#### PASSAGE:
★ ★ ★ ★ ★
The evidence disclosed that the Association passed its resolution regarding plant height on May 29, 2007.   Defendant was fined the next day and for a period continuing to August 23, 2007.   However, Article XII of the By-laws of the Association requires written notice and a ten-day notice period before fines can be levied.   The only evidence of proper notice provided to defendant was a document dated August 20, 2007.   Thus, any fines levied prior to that date did not conform to the procedures established by the Association.

The invoice for August sought fines for only twenty-three days.   We conclude from that fact that the violation was remedied on August 23, 2007.   Because ten days did not elapse between issuance of notice on August 20 and defendant's cure, no fines were due.   As we previously stated, defendant contends that he cut down his rose bush long before August 2007.

At trial, plaintiff sought to establish a further, or continuing, alleged violation by use of a November 19, 2007, e-mail from “Nicole” at Monticello Management, in which she appears to have pasted an earlier e-mail from Mandel that stated:

I noticed that you indicate that 19 Jillian [defendant's residence] informed you that they removed the offending vine/tree.   Seeing that the same vine is still there, please adjust your records accordingly (and assess the proper fines), as the HO did not remove it.

However, no evidence was presented that proper notice was given to defendant or that fines were in fact assessed.   Additionally, no date for Mandel's e-mail was offered, and Mandel was unable to authenticate the document in the form that was introduced.

Thereafter, the record contains a notice, dated May 22, 2008, evidencing an intent to impose a fine and a further notice, dated June 3, imposing a fine from May 26, 2008 to June 3, 2008, at a rate of $50 per day.   No evidence was presented of a violation in the period from November 19, 2007 to May 26, 2008.   Moreover, neither of the 2008 notices provides proper notification of defendant's violation because each cites an inapplicable prohibition as the basis for the violation.   As a consequence, we find that proper notice of violation was not provided.   We note, additionally, that as the result of the ten-day window for cure, even if the June 3 notice had properly informed defendant of the nature of his violation, only one day's penalty could have been imposed.   As a final matter, we note that plaintiff presented no evidence that fines were actually levied on defendant for this alleged violation.

We vacate the judge's award of $1,500 in fines and affirm his determination not to find liability after July 2007.   As a consequence of this decision, we need not address defendant's evidentiary arguments or the refusal of the judge to recognize defendant's defense of unclean hands.

III.

In its cross-appeal, plaintiff contests the judge's determination to reduce the “interest” charged on the unpaid maintenance fees from 20% to 10%.   We agree with plaintiff that the judge was mistaken in having done so.   As we have previously noted, the 20% payment was not “interest.”   It constituted a liquidated damages provision established in the By-laws of the Association in lieu of an assessment of counsel fees in instances in which legal action on the Association's behalf was required.
★ ★ ★ ★ ★
#### RECORDED DATA:

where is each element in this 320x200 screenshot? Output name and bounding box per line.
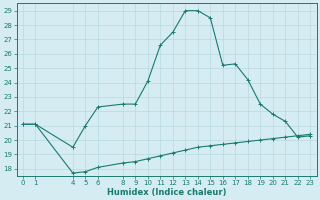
X-axis label: Humidex (Indice chaleur): Humidex (Indice chaleur) — [107, 188, 226, 197]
★ ★ ★ ★ ★
#### WHAT YOU NEED TO DO:
In the court ruling, what date did the Association pass its resolution on plant height?

#### FULL ANSWER:
May 29, 2007